--- Begin Given entries ---

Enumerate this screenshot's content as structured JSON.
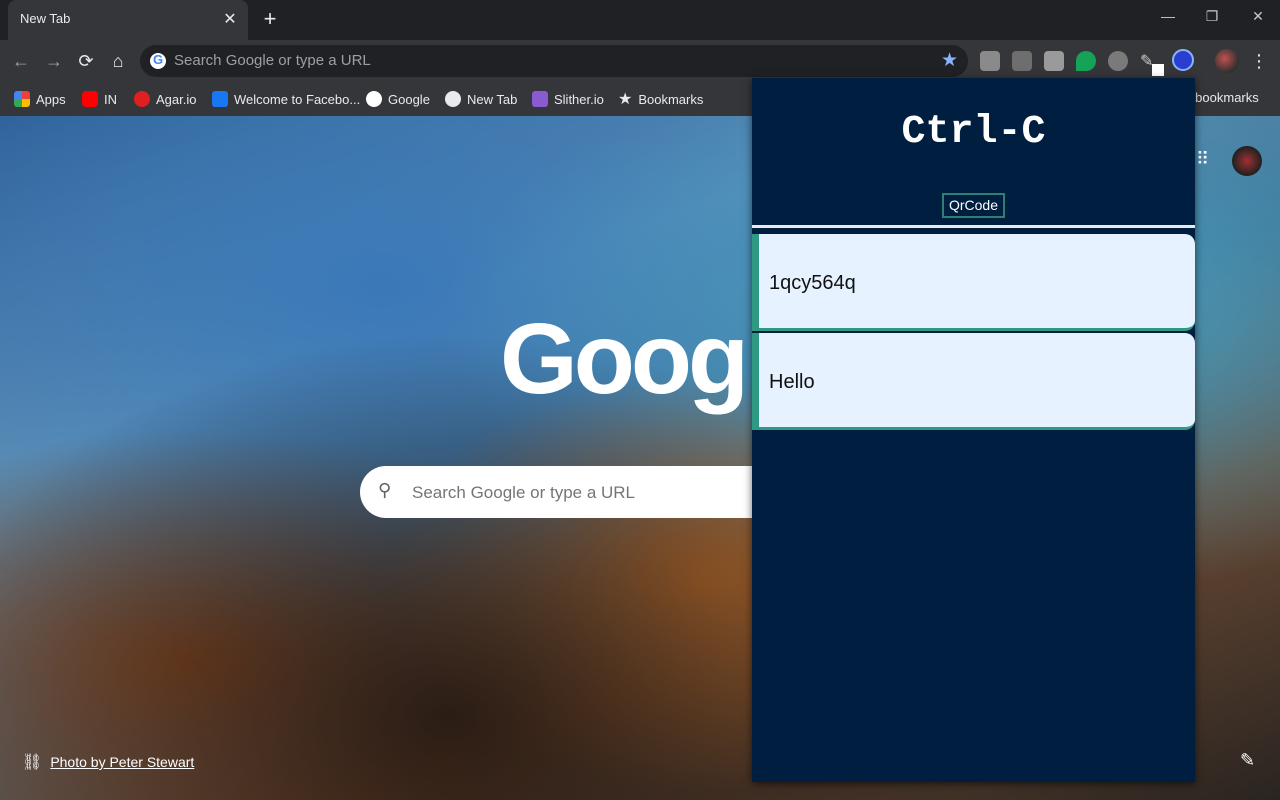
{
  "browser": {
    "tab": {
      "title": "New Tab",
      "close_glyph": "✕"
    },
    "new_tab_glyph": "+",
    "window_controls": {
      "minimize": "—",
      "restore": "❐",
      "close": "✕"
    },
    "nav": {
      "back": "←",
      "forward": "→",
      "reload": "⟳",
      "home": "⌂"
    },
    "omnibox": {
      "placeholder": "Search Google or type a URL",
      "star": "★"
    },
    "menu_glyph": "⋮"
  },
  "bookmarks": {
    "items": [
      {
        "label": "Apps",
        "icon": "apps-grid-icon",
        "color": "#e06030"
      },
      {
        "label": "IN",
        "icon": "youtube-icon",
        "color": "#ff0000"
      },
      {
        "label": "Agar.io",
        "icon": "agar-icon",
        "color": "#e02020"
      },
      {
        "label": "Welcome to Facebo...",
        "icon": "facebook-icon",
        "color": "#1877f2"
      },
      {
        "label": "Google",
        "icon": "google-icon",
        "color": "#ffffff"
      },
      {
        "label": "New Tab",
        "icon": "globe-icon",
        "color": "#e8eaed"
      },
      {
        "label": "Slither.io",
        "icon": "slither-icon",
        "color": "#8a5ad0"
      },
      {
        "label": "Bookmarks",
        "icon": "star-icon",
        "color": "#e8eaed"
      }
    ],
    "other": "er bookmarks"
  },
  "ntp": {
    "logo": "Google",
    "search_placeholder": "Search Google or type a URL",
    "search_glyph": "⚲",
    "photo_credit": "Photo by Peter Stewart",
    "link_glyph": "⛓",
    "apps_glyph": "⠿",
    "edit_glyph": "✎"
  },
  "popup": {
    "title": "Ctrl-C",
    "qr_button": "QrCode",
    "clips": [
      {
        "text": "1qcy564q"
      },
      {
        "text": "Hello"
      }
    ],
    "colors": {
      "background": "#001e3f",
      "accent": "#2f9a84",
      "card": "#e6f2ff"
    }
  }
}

--- End Given entries ---

__Short exercise__
All of the material above needs to be restated exactly, with no pictures.

__The reply__
Enumerate this screenshot's content as structured JSON.
{
  "browser": {
    "tab": {
      "title": "New Tab",
      "close_glyph": "✕"
    },
    "new_tab_glyph": "+",
    "window_controls": {
      "minimize": "—",
      "restore": "❐",
      "close": "✕"
    },
    "nav": {
      "back": "←",
      "forward": "→",
      "reload": "⟳",
      "home": "⌂"
    },
    "omnibox": {
      "placeholder": "Search Google or type a URL",
      "star": "★"
    },
    "menu_glyph": "⋮"
  },
  "bookmarks": {
    "items": [
      {
        "label": "Apps",
        "icon": "apps-grid-icon",
        "color": "#e06030"
      },
      {
        "label": "IN",
        "icon": "youtube-icon",
        "color": "#ff0000"
      },
      {
        "label": "Agar.io",
        "icon": "agar-icon",
        "color": "#e02020"
      },
      {
        "label": "Welcome to Facebo...",
        "icon": "facebook-icon",
        "color": "#1877f2"
      },
      {
        "label": "Google",
        "icon": "google-icon",
        "color": "#ffffff"
      },
      {
        "label": "New Tab",
        "icon": "globe-icon",
        "color": "#e8eaed"
      },
      {
        "label": "Slither.io",
        "icon": "slither-icon",
        "color": "#8a5ad0"
      },
      {
        "label": "Bookmarks",
        "icon": "star-icon",
        "color": "#e8eaed"
      }
    ],
    "other": "er bookmarks"
  },
  "ntp": {
    "logo": "Google",
    "search_placeholder": "Search Google or type a URL",
    "search_glyph": "⚲",
    "photo_credit": "Photo by Peter Stewart",
    "link_glyph": "⛓",
    "apps_glyph": "⠿",
    "edit_glyph": "✎"
  },
  "popup": {
    "title": "Ctrl-C",
    "qr_button": "QrCode",
    "clips": [
      {
        "text": "1qcy564q"
      },
      {
        "text": "Hello"
      }
    ],
    "colors": {
      "background": "#001e3f",
      "accent": "#2f9a84",
      "card": "#e6f2ff"
    }
  }
}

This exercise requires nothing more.